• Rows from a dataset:
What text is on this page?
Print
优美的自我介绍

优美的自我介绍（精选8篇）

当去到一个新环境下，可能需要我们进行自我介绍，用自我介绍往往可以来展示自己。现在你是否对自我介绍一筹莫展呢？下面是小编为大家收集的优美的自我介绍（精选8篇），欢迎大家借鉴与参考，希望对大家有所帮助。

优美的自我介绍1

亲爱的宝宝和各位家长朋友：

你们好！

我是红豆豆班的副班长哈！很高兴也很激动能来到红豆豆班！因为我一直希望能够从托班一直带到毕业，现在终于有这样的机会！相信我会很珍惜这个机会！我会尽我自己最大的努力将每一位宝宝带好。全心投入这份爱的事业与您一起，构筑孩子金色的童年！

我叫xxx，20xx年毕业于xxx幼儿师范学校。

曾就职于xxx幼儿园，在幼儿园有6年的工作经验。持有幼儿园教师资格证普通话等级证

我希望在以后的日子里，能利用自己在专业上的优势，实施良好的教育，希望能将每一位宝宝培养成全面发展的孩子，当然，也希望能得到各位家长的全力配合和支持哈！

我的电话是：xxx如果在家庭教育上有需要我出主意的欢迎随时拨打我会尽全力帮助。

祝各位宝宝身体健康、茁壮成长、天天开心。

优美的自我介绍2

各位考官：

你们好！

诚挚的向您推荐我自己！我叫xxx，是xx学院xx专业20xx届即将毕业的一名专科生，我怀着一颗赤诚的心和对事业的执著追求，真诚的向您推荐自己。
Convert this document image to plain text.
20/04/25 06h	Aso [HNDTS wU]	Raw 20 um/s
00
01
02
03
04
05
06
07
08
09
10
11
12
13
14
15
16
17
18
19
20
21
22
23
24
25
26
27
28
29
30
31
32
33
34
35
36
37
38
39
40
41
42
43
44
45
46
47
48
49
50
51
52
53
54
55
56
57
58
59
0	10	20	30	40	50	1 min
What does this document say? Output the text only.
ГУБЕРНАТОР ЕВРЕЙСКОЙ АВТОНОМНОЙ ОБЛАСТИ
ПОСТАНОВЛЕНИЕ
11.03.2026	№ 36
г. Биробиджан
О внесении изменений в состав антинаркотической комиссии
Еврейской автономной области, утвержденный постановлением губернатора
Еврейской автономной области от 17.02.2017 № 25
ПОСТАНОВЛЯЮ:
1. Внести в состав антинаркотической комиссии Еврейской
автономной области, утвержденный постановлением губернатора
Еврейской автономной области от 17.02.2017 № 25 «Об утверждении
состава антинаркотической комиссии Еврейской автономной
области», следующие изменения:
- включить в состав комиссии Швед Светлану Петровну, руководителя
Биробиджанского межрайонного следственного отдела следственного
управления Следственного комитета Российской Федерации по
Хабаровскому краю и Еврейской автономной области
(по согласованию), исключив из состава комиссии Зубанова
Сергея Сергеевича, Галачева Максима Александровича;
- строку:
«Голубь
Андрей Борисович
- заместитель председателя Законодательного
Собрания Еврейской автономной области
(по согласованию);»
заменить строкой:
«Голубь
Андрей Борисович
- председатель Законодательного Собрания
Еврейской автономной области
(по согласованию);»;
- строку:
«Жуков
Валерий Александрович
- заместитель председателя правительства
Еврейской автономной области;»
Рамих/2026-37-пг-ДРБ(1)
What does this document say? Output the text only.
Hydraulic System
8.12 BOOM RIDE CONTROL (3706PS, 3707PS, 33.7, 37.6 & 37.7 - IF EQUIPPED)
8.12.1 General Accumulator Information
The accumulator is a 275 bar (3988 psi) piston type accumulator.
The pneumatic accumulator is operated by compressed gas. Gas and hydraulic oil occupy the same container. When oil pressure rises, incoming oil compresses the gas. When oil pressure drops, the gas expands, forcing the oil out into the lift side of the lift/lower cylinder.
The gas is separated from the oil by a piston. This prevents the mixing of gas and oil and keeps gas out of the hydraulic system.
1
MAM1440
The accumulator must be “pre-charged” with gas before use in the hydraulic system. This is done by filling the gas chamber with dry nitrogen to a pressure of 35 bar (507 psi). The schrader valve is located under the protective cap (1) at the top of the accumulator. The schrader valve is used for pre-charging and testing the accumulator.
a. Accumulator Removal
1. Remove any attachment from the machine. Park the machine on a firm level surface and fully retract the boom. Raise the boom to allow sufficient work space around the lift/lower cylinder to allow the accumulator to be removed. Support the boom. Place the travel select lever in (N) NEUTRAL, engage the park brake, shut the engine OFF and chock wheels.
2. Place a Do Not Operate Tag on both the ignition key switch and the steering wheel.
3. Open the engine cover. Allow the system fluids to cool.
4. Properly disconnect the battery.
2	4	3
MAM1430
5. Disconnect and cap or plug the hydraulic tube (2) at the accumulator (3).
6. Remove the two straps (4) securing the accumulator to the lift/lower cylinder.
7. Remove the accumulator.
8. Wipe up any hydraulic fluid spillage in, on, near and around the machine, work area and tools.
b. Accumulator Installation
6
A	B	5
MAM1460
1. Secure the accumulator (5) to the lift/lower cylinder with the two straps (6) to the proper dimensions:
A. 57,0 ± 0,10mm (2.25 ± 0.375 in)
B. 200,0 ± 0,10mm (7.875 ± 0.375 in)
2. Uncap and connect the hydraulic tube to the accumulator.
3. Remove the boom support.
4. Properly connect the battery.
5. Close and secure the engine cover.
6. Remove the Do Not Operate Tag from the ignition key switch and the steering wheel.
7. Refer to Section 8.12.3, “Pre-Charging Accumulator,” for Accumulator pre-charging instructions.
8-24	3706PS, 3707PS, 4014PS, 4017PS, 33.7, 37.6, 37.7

• WHAT THIS TASK INVOLVES: Return every line above in which the string "Законодательного" occurs.

• EXERCISE SOLUTION:
- заместитель председателя Законодательного
- председатель Законодательного Собрания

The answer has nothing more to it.